◆ Task requirements
Copy each line where the word "across" occurs.

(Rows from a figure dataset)

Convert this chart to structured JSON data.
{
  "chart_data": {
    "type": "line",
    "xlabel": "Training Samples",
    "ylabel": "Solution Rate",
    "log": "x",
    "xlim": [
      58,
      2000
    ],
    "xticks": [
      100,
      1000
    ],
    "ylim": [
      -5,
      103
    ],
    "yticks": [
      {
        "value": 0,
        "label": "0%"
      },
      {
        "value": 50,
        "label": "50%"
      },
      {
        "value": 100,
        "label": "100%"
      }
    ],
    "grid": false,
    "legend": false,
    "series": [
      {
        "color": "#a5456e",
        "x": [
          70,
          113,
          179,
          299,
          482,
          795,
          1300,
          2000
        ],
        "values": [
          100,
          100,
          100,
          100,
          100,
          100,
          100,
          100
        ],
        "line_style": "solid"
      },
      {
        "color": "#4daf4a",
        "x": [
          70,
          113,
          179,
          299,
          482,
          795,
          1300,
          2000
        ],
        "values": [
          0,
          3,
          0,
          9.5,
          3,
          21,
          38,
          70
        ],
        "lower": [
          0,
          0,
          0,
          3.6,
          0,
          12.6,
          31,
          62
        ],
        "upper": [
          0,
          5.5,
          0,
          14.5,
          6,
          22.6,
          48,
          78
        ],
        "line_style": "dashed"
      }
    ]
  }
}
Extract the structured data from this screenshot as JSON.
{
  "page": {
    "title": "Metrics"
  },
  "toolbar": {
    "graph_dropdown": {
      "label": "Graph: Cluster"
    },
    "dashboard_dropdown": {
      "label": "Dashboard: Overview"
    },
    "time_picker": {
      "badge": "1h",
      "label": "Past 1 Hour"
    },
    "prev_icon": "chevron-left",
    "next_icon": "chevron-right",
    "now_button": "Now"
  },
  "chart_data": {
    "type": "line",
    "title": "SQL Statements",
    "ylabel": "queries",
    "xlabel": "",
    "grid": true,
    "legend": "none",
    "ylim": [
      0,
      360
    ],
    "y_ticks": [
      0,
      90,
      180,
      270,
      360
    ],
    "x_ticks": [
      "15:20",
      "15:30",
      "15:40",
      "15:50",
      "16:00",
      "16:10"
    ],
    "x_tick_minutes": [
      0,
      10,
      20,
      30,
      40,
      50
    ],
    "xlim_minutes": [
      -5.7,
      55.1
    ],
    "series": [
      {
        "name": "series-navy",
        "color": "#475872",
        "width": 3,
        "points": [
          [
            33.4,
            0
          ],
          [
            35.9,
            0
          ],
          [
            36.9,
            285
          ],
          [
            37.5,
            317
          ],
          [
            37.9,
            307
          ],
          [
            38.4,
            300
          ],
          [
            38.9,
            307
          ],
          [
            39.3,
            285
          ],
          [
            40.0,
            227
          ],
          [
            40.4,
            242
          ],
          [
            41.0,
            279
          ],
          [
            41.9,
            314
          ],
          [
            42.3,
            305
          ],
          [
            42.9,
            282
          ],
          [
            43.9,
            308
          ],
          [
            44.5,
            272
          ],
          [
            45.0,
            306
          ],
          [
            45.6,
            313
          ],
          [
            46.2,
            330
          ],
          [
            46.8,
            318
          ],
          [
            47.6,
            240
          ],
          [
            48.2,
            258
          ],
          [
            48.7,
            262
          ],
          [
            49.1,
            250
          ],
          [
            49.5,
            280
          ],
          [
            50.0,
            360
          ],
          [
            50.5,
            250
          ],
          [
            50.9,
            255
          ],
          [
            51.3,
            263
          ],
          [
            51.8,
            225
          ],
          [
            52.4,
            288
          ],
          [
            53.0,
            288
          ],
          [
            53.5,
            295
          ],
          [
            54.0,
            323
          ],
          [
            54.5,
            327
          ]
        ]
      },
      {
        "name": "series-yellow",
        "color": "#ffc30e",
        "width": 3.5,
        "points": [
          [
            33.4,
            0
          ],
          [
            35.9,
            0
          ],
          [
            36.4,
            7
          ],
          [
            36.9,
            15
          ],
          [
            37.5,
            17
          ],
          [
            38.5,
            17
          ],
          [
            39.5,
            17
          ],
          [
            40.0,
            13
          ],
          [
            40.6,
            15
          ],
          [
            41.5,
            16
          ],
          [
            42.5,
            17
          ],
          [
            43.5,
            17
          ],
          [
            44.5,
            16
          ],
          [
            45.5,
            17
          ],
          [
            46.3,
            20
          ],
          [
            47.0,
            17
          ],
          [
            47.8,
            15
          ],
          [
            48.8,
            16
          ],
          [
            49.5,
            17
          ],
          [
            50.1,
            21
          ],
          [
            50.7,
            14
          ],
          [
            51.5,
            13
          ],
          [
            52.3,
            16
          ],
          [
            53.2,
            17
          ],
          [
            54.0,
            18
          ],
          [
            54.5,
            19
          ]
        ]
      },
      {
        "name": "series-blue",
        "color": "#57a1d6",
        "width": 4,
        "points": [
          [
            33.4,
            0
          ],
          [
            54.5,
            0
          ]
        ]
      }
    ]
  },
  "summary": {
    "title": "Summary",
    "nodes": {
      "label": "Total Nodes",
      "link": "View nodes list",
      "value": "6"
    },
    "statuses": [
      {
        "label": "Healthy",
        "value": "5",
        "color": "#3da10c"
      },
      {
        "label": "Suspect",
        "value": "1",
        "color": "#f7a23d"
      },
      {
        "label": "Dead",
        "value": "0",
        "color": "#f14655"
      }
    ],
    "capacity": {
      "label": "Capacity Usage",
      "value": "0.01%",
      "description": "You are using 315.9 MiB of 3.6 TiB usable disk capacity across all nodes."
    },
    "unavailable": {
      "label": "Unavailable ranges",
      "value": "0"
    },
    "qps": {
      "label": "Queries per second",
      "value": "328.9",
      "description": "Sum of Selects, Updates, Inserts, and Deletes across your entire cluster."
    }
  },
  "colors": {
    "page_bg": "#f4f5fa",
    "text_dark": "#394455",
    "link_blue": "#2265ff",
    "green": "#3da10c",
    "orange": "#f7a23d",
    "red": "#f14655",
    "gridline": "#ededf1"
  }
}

◆ Exercise solution
      "description": "You are using 315.9 MiB of 3.6 TiB usable disk capacity across all nodes."
      "description": "Sum of Selects, Updates, Inserts, and Deletes across your entire cluster."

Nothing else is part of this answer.